Repeat every record exactly, but keep images out of the copy.

%%

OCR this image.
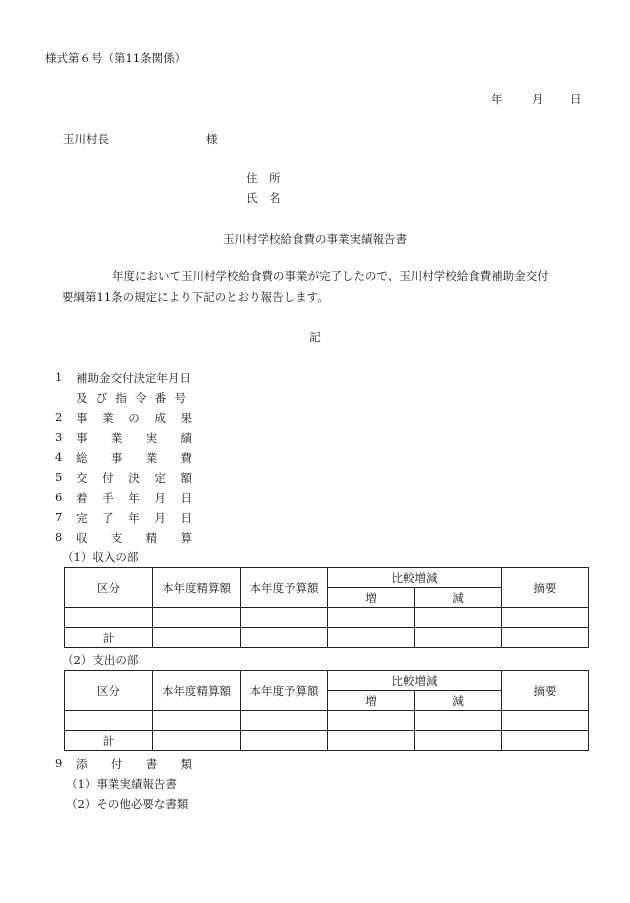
様式第６号（第11条関係）
年	月 日
玉川村長	様
住　所
氏　名
玉川村学校給食費の事業実績報告書
年度において玉川村学校給食費の事業が完了したので、玉川村学校給食費補助金交付
要綱第11条の規定により下記のとおり報告します。
記
1 補助金交付決定年月日
及 び 指 令 番 号
2 事 業 の 成 果
3 事 業 実 績
4 総 事 業 費
5 交 付 決 定 額
6 着 手 年 月 日
7 完 了 年 月 日
8 収 支 精 算
（1）収入の部
区分	本年度精算額	本年度予算額	比較増減		摘要
			増	減	

計					
（2）支出の部
区分	本年度精算額	本年度予算額	比較増減		摘要
			増	減	

計					
9 添 付 書 類
（1）事業実績報告書
（2）その他必要な書類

%%

EXERCISE RESULT:
OCR this image.
様式第６号（第11条関係）
年	月 日
玉川村長	様
住　所
氏　名
玉川村学校給食費の事業実績報告書
年度において玉川村学校給食費の事業が完了したので、玉川村学校給食費補助金交付
要綱第11条の規定により下記のとおり報告します。
記
1 補助金交付決定年月日
及 び 指 令 番 号
2 事 業 の 成 果
3 事 業 実 績
4 総 事 業 費
5 交 付 決 定 額
6 着 手 年 月 日
7 完 了 年 月 日
8 収 支 精 算
（1）収入の部
区分	本年度精算額	本年度予算額	比較増減		摘要
			増	減	

計					
（2）支出の部
区分	本年度精算額	本年度予算額	比較増減		摘要
			増	減	

計					
9 添 付 書 類
（1）事業実績報告書
（2）その他必要な書類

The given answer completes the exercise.